** TASK PROMPT **
Check each line of the records for "text"; collect those that have it.

BEGIN SUPPLIED RECORDS

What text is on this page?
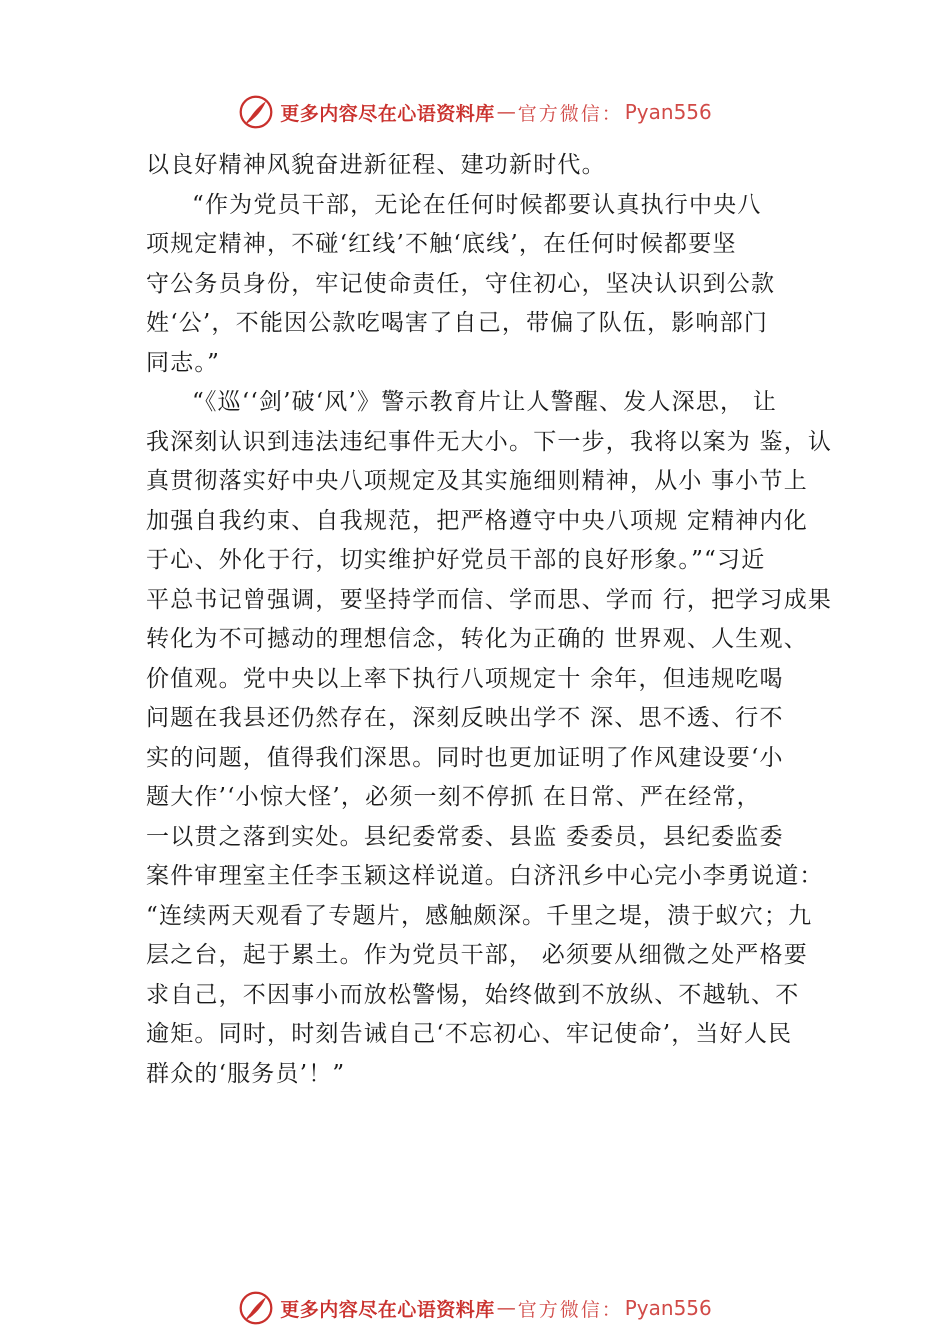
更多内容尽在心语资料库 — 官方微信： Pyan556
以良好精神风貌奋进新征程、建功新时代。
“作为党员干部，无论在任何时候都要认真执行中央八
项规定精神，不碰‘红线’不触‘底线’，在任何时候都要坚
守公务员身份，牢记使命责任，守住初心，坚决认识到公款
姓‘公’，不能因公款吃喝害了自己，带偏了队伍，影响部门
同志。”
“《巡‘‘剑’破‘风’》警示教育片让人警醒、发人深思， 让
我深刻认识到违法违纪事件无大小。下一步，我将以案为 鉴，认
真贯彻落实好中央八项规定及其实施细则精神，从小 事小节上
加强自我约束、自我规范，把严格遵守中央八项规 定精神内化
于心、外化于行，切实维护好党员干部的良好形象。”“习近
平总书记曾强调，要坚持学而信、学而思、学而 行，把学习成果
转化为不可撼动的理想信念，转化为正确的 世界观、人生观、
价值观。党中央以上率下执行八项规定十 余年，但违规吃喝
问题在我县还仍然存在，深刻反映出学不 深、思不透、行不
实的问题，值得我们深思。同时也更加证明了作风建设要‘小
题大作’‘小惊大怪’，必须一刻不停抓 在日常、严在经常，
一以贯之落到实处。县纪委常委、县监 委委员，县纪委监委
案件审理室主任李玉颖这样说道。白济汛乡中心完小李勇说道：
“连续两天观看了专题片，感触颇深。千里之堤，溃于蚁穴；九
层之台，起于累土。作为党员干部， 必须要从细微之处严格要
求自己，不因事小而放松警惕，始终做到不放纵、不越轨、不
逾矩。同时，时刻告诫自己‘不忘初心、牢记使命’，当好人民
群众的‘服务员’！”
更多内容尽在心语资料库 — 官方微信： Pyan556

END SUPPLIED RECORDS
BEGIN SUPPLIED RECORDS

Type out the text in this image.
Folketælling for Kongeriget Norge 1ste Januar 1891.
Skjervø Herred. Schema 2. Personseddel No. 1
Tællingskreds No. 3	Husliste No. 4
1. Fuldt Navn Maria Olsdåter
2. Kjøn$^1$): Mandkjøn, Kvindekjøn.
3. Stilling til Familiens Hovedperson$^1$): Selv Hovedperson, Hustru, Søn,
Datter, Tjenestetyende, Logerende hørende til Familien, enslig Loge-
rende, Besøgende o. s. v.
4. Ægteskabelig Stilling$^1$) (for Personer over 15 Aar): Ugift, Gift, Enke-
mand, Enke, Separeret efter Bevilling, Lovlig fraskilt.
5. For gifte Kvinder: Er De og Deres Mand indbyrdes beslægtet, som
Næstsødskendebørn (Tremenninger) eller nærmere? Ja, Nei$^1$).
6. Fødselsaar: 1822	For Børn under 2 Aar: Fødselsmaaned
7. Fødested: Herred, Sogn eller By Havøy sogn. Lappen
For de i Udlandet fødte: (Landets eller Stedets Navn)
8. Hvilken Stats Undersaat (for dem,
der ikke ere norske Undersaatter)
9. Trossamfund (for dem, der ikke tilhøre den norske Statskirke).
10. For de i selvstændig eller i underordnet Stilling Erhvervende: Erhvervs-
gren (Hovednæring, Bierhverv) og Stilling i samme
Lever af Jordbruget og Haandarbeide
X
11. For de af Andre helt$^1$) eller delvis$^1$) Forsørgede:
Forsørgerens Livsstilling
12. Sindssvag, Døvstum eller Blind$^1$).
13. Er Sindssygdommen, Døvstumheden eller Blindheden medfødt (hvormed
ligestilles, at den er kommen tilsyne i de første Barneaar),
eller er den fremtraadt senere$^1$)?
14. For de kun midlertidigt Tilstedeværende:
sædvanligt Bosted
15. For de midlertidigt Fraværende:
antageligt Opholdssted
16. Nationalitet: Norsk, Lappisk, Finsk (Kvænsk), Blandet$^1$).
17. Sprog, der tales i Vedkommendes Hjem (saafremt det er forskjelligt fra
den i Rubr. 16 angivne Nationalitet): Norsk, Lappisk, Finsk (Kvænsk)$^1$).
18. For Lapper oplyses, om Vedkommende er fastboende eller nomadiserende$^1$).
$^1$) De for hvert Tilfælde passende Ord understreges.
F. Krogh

END SUPPLIED RECORDS

** ANSWER FOR THIS EXERCISE **
What text is on this page?
Type out the text in this image.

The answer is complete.